WRITTEN PROBLEM: Looking through the listing, how many of its lines hold the word "TotTargSpecGrowthRates"? Answer with only the number.

-- START RECORDS TO USE --

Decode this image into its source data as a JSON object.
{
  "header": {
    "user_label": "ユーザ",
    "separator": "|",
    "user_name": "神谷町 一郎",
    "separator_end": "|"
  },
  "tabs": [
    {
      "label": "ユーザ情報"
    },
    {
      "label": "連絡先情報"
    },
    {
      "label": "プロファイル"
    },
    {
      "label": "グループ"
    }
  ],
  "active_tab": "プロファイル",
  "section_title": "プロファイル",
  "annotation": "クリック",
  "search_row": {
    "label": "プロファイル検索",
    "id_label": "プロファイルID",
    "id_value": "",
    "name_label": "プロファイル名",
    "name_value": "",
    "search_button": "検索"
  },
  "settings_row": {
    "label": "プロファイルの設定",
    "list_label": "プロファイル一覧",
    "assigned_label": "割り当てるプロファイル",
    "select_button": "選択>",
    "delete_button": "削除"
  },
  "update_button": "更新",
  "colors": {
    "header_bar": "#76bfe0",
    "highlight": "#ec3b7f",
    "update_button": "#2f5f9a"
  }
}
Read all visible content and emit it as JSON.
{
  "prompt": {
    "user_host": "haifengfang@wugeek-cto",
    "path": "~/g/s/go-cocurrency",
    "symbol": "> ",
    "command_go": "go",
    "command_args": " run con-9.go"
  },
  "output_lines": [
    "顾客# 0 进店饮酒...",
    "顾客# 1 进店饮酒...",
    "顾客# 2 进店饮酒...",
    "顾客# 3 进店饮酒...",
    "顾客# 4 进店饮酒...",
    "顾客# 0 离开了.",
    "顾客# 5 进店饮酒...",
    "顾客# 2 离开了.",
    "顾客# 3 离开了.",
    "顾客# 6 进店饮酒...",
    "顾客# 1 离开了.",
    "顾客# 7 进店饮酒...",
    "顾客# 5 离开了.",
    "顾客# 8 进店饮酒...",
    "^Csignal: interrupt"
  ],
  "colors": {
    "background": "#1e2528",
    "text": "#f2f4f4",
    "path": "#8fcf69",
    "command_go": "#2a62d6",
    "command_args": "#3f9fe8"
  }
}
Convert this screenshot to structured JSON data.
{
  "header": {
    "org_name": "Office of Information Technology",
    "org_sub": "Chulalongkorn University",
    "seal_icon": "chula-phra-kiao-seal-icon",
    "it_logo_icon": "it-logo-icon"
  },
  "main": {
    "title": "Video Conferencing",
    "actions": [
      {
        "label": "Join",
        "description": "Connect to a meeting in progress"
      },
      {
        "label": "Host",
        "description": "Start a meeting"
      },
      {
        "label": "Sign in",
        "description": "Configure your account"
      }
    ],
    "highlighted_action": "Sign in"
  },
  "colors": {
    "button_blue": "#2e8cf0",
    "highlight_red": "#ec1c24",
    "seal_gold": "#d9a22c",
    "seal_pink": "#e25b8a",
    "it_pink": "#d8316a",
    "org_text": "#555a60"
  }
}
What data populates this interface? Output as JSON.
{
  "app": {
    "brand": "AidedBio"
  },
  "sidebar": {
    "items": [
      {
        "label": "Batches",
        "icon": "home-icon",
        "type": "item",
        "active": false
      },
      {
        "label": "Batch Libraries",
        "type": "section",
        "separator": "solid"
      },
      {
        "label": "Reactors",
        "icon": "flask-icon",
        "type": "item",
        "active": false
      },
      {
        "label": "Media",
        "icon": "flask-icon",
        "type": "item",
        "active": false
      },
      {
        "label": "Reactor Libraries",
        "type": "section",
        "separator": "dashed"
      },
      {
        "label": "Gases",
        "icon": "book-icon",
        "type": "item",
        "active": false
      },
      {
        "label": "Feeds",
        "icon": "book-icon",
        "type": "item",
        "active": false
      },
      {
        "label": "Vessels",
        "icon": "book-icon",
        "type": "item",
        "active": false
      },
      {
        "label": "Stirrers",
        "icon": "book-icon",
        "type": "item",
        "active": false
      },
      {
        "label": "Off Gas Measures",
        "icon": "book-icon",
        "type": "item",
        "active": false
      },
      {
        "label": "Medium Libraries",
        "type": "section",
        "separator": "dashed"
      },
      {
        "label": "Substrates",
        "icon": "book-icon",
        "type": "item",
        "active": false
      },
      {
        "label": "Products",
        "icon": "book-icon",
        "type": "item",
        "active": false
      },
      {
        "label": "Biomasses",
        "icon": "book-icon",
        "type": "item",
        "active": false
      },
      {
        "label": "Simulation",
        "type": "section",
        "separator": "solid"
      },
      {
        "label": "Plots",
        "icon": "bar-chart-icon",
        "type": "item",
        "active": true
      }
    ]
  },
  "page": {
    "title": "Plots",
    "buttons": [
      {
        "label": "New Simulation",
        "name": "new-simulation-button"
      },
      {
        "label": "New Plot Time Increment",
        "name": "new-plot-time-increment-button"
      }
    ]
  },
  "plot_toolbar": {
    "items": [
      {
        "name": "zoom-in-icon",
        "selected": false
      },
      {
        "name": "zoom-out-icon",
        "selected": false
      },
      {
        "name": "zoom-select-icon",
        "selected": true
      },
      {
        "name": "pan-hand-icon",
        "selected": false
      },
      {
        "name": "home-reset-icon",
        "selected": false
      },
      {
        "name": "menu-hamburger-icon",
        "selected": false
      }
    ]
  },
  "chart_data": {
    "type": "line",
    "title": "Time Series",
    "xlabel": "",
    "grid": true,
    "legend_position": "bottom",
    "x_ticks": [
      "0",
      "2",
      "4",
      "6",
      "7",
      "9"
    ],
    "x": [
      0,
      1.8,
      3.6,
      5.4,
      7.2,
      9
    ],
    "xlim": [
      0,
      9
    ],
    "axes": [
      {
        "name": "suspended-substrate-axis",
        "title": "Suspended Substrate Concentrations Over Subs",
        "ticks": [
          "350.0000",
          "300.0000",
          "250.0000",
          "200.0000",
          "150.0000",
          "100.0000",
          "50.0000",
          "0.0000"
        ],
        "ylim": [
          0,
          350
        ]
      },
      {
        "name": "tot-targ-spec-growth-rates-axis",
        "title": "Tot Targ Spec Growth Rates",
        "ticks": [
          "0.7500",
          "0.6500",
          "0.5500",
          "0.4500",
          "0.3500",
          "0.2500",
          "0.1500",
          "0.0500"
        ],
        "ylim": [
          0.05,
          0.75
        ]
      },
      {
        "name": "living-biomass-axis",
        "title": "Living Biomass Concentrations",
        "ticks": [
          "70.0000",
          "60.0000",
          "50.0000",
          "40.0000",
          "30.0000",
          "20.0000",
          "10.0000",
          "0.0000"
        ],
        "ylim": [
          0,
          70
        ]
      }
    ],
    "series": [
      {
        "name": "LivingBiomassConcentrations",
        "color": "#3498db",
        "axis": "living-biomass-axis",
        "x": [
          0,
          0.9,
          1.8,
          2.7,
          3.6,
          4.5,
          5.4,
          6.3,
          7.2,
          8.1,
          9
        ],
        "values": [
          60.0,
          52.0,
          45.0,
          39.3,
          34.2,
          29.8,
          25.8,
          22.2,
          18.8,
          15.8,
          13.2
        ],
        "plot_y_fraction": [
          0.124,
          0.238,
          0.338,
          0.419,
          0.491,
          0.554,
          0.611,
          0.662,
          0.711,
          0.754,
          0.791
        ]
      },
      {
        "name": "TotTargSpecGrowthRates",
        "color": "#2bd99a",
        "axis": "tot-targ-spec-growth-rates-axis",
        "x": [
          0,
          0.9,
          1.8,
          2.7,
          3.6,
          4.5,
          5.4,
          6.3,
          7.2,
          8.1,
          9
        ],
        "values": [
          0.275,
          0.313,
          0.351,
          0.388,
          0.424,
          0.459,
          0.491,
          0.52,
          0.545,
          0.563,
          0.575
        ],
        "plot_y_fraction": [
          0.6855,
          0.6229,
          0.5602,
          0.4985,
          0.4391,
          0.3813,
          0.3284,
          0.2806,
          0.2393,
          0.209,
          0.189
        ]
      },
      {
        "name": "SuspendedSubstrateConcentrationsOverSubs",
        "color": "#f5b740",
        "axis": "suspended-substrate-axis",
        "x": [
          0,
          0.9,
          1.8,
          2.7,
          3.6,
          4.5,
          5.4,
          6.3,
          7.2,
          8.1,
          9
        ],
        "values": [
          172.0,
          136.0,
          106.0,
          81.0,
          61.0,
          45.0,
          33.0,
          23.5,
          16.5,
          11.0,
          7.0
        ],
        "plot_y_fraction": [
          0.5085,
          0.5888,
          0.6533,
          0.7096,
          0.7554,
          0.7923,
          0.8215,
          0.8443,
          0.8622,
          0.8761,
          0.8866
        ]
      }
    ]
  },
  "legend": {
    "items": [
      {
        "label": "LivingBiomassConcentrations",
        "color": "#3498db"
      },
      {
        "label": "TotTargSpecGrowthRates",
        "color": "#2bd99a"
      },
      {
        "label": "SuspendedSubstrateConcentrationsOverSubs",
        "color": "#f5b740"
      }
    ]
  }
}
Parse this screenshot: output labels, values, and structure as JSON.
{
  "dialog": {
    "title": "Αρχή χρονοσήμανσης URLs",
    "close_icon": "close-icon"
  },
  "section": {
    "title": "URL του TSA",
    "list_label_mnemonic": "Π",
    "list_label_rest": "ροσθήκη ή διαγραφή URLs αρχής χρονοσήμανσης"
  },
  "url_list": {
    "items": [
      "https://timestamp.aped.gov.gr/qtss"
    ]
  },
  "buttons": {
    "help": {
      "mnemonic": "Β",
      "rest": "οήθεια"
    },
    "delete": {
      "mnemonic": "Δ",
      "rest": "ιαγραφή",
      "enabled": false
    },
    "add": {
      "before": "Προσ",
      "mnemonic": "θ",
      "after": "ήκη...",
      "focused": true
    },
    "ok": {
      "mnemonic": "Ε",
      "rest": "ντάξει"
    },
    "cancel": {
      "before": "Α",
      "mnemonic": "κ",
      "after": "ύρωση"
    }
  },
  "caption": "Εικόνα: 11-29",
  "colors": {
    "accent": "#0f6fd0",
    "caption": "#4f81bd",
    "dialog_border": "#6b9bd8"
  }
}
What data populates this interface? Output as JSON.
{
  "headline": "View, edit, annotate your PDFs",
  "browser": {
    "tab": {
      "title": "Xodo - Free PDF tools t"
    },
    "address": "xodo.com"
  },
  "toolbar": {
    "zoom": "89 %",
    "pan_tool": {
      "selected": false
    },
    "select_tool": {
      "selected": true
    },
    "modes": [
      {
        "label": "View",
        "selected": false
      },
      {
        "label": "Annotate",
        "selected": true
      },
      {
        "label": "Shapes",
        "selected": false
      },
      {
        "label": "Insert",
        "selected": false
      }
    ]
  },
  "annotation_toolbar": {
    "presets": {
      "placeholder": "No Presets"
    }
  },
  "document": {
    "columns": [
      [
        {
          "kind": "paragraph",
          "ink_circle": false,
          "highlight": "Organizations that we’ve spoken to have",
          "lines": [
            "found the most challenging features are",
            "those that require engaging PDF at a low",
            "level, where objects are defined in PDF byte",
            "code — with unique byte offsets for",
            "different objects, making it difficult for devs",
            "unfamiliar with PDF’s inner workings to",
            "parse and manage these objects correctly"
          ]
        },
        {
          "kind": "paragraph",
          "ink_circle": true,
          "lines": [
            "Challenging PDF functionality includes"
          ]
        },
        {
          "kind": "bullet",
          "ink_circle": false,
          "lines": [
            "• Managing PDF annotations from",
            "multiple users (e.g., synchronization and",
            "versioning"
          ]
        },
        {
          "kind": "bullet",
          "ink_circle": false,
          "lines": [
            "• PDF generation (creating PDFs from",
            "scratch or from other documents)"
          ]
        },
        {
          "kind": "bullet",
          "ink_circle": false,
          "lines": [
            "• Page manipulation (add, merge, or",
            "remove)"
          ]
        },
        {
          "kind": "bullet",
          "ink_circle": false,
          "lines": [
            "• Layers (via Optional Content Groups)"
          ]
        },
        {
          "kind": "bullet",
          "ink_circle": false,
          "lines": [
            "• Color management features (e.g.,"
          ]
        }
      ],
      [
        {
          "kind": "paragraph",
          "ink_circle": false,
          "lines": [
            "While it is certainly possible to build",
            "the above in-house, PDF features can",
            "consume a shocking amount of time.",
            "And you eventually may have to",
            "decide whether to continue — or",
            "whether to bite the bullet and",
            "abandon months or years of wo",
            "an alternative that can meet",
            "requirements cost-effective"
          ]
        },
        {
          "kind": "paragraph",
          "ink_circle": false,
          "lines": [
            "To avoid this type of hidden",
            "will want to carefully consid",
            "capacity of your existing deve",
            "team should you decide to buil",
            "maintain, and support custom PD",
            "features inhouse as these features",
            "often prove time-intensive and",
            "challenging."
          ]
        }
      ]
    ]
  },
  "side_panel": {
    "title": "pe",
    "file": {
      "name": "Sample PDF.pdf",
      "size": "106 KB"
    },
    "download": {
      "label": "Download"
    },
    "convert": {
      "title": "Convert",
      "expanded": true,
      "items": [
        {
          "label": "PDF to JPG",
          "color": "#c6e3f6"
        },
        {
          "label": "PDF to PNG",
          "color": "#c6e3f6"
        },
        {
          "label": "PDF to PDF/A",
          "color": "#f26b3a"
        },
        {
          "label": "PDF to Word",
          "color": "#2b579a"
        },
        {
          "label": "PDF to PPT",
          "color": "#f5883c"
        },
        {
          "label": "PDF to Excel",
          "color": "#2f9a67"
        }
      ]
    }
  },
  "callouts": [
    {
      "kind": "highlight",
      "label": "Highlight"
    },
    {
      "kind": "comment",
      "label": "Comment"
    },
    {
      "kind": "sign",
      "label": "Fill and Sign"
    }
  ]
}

-- END RECORDS TO USE --

THE OUTPUT: 2